=== Problem description ===
Only the number is wanted: count the lines that contain "接口继承".
========================================
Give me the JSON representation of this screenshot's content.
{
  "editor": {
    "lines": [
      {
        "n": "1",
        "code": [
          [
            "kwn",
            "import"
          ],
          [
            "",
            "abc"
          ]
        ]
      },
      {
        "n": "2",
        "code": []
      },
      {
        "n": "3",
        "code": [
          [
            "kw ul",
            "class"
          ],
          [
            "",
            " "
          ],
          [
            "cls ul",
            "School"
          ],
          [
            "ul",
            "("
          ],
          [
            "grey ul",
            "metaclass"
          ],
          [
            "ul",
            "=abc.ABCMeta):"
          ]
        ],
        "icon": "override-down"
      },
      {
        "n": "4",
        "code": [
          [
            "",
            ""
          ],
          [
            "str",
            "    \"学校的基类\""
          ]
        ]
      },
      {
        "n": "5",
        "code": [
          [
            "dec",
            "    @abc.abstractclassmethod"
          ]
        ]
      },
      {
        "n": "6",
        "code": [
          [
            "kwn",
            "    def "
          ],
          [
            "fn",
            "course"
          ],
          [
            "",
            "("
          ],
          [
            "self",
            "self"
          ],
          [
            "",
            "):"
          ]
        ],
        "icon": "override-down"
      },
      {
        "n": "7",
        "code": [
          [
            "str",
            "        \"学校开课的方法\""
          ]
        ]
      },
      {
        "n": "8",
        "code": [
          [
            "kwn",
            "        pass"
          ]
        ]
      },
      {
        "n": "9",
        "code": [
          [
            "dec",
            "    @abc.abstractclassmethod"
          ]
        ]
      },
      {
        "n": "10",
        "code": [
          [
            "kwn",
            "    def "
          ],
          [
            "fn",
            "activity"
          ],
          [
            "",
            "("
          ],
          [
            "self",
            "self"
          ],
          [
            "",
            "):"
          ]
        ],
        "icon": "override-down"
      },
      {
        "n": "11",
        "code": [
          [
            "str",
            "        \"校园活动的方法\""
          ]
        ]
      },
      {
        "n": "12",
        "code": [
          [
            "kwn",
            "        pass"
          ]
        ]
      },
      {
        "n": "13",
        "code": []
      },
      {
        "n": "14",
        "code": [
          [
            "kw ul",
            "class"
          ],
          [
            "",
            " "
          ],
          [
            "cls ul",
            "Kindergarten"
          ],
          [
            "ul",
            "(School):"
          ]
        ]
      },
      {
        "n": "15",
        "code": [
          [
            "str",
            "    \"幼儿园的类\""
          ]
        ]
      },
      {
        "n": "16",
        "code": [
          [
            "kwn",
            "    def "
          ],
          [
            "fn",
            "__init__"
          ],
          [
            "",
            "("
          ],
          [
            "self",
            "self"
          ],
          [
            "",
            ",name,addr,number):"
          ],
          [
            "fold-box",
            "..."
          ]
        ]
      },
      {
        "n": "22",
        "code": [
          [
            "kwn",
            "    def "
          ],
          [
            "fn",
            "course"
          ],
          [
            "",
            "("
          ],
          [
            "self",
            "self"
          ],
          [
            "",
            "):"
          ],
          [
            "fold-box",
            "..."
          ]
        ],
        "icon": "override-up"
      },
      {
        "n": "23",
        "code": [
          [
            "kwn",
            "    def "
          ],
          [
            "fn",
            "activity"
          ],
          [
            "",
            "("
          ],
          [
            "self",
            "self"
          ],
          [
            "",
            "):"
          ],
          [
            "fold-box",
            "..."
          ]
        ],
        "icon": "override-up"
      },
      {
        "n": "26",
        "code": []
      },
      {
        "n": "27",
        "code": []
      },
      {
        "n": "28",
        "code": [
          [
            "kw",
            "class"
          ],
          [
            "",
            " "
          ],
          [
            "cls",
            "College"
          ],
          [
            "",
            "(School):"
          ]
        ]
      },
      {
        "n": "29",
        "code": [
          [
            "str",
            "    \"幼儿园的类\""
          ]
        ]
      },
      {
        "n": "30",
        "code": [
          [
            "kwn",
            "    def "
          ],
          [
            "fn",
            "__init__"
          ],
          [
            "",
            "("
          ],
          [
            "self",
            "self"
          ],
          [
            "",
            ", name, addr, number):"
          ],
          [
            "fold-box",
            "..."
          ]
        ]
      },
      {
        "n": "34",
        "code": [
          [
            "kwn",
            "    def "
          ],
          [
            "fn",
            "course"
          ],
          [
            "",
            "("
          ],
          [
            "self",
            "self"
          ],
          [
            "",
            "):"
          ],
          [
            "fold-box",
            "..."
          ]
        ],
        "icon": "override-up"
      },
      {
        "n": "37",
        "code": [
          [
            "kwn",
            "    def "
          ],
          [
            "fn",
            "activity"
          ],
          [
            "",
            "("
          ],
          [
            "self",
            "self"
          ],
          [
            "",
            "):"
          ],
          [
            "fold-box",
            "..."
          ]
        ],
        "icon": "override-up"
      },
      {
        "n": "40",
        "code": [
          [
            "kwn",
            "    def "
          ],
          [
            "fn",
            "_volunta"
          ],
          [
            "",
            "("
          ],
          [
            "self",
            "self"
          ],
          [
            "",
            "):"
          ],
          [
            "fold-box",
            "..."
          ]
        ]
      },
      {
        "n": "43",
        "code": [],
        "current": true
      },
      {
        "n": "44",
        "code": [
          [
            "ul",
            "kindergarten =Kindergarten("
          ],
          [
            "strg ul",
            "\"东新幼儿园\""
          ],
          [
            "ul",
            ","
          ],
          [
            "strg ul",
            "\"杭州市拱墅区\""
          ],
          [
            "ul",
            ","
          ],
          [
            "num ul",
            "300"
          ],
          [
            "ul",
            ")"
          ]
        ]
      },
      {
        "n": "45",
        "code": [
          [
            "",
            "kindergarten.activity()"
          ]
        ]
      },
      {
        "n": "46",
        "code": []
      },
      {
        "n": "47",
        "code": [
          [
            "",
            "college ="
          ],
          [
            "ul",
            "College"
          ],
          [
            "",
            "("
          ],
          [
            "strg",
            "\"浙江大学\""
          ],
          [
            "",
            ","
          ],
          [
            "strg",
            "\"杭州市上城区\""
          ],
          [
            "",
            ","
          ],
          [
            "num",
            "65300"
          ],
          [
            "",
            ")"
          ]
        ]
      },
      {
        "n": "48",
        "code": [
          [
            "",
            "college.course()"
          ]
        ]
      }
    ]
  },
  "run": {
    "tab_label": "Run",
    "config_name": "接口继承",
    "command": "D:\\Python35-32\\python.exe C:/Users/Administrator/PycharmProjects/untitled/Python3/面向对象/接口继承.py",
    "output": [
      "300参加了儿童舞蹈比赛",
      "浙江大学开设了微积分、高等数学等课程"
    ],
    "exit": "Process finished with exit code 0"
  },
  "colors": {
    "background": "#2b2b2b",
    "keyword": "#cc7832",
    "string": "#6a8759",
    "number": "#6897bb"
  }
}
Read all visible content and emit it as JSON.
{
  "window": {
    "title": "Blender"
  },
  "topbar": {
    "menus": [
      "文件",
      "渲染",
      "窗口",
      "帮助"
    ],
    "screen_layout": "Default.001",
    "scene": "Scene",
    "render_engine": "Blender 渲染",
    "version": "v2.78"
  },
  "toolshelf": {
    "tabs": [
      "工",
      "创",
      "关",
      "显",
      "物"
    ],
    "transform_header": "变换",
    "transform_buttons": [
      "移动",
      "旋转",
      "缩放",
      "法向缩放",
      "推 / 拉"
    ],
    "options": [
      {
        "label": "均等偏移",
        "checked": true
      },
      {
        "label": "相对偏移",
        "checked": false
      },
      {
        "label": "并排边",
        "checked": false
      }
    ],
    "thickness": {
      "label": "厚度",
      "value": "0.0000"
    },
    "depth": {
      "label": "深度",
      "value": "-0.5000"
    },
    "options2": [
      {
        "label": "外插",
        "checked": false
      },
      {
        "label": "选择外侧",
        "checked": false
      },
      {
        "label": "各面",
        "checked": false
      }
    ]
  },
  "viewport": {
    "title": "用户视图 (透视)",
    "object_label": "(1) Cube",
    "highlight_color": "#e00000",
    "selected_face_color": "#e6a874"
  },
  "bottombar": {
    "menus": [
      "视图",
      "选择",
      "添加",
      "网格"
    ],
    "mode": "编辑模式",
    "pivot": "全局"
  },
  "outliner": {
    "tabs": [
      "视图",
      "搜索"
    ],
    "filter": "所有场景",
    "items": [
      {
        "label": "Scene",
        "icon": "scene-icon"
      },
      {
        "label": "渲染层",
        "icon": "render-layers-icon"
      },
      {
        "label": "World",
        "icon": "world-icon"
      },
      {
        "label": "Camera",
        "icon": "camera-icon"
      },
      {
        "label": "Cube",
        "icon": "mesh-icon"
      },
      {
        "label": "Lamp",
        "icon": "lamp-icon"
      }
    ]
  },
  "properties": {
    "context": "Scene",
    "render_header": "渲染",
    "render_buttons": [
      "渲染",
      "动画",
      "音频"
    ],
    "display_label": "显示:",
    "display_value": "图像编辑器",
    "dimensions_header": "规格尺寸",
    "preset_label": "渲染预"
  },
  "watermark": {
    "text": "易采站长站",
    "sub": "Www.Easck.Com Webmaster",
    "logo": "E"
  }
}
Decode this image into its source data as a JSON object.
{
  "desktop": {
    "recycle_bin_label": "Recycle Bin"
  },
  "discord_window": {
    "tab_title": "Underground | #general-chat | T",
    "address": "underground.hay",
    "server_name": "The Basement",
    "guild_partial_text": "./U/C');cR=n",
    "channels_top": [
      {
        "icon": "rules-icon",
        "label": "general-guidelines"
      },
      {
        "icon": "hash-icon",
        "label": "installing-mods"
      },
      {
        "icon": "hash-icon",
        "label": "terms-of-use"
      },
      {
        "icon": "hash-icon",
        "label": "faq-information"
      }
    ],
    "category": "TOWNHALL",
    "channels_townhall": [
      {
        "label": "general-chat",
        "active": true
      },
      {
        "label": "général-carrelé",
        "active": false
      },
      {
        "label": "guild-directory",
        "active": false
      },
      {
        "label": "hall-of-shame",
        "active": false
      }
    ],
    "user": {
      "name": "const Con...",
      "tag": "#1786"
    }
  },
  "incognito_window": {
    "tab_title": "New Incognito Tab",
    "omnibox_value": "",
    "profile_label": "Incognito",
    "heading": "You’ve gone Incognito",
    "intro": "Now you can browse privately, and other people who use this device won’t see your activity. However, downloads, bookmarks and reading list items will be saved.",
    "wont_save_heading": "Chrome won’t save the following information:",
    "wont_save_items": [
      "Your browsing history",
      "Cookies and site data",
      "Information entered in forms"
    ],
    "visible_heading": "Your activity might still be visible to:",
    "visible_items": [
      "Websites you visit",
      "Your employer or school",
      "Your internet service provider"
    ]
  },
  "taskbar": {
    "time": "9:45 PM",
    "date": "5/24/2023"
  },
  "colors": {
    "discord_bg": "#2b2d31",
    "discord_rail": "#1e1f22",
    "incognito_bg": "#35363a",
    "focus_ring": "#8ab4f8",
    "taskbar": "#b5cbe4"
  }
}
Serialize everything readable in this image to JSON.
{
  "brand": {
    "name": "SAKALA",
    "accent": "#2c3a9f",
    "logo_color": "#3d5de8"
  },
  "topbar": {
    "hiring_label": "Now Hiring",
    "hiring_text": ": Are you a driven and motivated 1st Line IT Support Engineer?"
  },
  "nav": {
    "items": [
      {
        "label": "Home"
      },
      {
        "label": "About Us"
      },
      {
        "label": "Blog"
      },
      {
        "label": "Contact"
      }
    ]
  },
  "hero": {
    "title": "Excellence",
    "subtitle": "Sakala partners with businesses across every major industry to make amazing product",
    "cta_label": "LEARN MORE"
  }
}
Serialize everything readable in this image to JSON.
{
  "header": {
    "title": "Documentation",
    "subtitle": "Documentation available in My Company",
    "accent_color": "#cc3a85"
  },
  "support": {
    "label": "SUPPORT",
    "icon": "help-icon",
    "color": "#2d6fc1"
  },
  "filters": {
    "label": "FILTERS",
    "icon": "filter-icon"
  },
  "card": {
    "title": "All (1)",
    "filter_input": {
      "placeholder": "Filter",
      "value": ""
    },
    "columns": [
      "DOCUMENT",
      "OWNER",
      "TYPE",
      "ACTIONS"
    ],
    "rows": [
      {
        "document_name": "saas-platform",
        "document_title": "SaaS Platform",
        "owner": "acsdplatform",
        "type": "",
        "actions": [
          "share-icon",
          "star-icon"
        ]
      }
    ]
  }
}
========================================
=== Correct result ===
2